What you will do
Sort through the data and copy the lines holding the word "name".

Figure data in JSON
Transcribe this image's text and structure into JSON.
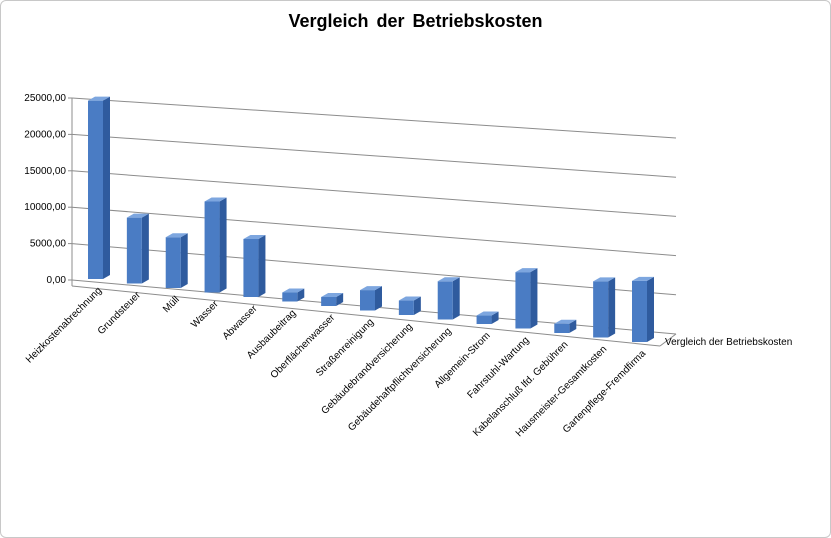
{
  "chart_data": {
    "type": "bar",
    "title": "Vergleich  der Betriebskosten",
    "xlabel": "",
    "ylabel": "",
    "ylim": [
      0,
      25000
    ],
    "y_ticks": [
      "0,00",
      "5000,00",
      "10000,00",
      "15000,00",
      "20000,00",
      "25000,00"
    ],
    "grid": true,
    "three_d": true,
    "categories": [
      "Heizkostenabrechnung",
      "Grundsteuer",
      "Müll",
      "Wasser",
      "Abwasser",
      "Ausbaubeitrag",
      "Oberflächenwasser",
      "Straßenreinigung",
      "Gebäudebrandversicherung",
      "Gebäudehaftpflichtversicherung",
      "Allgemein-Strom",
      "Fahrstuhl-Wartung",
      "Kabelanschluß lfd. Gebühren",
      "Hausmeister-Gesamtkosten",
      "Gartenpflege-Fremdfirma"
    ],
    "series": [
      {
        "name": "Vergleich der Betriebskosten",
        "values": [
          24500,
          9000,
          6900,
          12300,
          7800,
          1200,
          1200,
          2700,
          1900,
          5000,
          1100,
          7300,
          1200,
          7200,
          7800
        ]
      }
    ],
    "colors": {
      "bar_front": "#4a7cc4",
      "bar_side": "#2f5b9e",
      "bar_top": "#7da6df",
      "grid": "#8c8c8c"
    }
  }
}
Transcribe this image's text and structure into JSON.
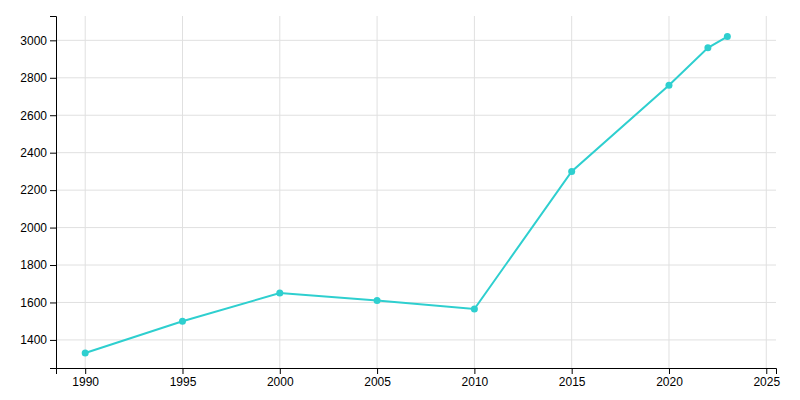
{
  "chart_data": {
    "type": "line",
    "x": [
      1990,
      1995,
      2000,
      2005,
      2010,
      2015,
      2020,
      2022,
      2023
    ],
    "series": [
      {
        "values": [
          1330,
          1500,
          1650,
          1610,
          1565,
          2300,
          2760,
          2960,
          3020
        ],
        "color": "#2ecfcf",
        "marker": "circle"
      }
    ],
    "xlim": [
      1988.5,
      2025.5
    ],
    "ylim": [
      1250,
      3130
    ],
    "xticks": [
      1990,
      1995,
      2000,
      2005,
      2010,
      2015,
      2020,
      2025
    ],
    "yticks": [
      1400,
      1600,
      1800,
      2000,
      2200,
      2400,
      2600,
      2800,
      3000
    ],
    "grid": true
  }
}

--

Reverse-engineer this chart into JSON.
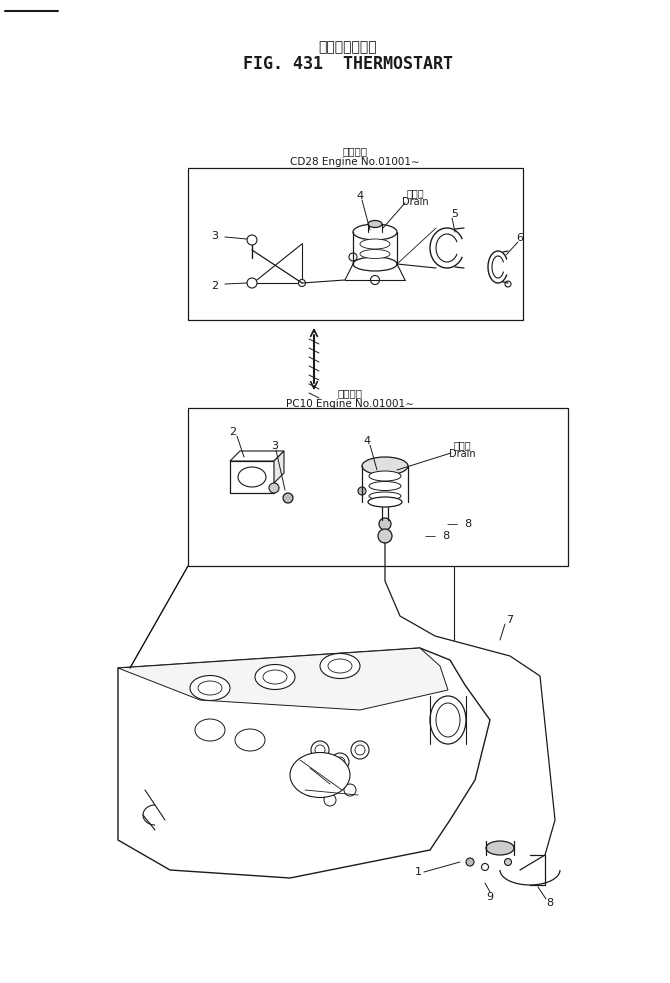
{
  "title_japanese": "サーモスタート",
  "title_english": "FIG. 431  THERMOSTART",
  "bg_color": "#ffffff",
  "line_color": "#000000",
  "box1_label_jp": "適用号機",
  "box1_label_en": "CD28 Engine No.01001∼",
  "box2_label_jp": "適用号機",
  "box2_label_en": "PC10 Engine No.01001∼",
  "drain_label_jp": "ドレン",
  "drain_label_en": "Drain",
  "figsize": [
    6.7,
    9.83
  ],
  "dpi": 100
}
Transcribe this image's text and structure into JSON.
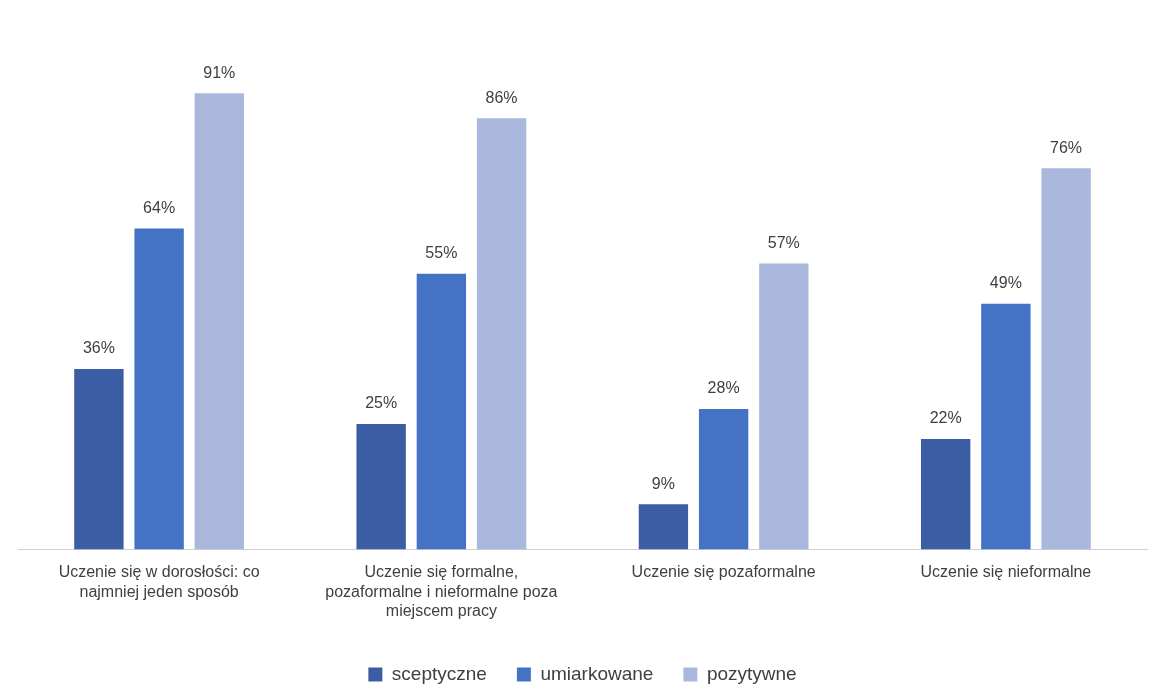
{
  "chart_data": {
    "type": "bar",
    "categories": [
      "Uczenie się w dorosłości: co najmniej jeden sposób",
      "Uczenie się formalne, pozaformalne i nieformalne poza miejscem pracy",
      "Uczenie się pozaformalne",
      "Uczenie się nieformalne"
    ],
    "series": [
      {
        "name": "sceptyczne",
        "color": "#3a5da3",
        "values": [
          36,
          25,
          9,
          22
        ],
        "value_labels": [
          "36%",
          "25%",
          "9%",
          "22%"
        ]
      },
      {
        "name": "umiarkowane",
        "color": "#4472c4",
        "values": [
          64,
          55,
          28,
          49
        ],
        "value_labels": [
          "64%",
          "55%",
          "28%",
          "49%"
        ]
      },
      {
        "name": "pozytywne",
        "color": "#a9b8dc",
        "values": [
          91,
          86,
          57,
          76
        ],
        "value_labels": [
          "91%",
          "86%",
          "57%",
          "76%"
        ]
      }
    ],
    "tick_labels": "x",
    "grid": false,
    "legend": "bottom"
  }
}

---

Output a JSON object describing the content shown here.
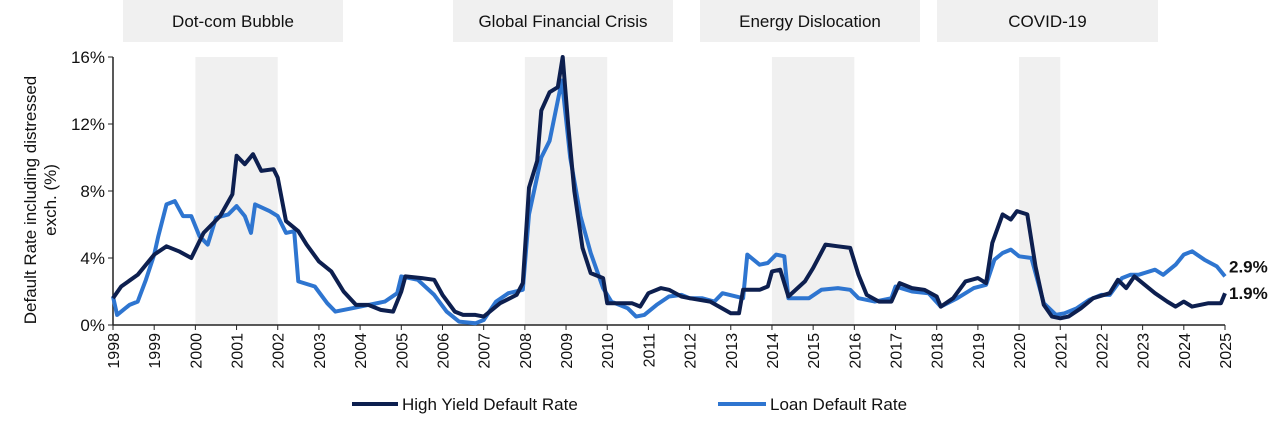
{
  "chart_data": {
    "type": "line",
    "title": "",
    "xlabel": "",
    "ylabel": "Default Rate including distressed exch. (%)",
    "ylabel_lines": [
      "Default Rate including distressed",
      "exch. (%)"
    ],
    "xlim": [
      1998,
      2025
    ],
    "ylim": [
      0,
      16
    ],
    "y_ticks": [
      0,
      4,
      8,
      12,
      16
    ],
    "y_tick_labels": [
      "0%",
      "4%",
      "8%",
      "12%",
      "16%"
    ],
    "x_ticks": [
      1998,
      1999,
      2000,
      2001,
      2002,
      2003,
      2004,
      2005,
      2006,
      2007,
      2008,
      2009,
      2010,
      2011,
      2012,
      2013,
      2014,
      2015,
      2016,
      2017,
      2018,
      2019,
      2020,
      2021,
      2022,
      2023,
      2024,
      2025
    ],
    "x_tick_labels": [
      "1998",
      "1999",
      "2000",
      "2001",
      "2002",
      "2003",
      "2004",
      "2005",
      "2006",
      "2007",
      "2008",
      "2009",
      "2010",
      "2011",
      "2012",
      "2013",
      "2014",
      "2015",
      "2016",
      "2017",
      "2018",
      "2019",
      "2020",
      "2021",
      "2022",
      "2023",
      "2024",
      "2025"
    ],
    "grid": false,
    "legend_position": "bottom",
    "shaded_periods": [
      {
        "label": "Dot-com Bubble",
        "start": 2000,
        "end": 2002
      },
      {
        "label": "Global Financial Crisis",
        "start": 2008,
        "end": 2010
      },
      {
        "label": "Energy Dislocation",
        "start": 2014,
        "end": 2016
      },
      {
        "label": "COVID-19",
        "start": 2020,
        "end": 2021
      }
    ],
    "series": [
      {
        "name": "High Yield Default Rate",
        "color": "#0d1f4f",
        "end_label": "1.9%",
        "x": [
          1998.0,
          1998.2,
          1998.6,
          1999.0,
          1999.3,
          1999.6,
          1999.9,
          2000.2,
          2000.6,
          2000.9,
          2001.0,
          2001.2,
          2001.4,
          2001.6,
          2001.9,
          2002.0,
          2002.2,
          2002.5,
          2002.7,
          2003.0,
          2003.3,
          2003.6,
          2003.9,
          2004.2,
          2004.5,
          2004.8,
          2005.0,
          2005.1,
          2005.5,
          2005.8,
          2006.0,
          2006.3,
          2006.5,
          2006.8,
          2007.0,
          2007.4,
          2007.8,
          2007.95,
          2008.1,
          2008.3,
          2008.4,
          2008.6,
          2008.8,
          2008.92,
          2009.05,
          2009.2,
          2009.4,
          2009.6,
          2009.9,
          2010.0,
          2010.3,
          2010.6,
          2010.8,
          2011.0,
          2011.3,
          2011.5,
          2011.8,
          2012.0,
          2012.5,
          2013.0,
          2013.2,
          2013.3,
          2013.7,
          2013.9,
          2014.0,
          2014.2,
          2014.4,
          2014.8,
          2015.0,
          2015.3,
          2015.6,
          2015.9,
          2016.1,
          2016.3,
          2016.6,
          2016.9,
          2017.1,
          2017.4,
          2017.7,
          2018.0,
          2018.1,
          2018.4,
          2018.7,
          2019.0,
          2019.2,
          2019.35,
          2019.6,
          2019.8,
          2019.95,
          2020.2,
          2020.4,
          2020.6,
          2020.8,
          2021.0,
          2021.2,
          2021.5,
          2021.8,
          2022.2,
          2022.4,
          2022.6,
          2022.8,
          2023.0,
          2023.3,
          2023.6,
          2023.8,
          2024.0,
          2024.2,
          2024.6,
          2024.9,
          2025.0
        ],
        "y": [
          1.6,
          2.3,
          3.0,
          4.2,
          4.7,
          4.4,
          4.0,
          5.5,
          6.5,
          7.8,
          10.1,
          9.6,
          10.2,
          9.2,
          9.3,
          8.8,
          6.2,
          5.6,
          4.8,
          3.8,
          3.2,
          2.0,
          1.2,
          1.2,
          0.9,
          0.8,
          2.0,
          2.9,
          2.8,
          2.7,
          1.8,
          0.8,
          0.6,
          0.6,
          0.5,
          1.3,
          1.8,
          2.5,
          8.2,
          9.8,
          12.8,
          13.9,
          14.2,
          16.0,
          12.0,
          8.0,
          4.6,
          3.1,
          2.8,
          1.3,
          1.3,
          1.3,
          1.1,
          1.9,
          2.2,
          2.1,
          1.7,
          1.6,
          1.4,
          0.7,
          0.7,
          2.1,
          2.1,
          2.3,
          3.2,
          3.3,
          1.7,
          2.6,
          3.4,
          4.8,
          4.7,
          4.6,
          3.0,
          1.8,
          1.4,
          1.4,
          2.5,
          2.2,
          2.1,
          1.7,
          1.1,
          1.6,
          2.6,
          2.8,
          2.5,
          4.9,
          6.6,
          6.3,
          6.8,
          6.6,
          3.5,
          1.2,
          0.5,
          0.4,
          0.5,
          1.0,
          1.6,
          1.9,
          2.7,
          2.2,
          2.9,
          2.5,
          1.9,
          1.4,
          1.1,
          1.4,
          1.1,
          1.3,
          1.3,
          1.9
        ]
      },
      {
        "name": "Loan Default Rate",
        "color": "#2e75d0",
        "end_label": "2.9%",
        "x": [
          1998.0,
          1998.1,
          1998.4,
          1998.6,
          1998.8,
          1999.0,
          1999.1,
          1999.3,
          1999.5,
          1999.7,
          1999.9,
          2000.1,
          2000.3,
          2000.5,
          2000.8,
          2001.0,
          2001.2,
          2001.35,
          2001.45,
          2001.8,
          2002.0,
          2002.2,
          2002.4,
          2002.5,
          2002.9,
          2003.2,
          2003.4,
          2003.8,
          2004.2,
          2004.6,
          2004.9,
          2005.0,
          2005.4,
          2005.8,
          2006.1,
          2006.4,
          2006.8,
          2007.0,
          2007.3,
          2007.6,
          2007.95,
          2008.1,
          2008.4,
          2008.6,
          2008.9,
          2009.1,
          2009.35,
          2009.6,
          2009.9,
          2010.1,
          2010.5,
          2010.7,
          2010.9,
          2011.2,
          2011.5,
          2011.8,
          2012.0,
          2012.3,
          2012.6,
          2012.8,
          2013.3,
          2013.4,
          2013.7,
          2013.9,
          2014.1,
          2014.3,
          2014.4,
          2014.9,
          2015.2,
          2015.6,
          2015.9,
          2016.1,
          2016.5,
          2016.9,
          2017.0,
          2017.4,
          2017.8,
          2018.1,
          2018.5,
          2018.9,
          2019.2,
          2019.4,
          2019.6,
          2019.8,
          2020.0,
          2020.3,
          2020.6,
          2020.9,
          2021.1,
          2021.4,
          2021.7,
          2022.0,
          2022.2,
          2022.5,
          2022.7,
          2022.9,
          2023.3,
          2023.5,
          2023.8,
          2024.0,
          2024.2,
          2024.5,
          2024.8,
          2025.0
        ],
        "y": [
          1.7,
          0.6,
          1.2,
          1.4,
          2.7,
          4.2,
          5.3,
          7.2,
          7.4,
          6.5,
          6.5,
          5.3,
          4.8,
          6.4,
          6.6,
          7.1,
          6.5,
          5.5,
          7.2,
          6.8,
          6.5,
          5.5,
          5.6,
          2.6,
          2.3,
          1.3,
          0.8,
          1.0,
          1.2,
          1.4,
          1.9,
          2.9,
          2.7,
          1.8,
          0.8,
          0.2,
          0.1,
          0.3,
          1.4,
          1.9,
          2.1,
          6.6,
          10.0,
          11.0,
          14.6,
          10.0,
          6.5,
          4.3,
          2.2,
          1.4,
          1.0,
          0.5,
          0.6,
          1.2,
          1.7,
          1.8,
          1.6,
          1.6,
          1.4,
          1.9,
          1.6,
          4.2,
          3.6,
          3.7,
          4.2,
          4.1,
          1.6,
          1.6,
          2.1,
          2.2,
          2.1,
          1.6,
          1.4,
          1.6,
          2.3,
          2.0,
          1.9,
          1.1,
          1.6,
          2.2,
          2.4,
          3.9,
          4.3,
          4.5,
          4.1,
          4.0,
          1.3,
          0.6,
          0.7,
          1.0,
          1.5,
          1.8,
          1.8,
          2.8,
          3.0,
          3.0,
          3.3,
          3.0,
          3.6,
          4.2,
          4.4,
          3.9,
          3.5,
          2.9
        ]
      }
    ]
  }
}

Response to the exercise
        "name": "Vergleich der Betriebskosten",
        "name": "sceptyczne",
        "name": "umiarkowane",
        "name": "pozytywne",
        "name": "High Yield Default Rate",
        "name": "Loan Default Rate",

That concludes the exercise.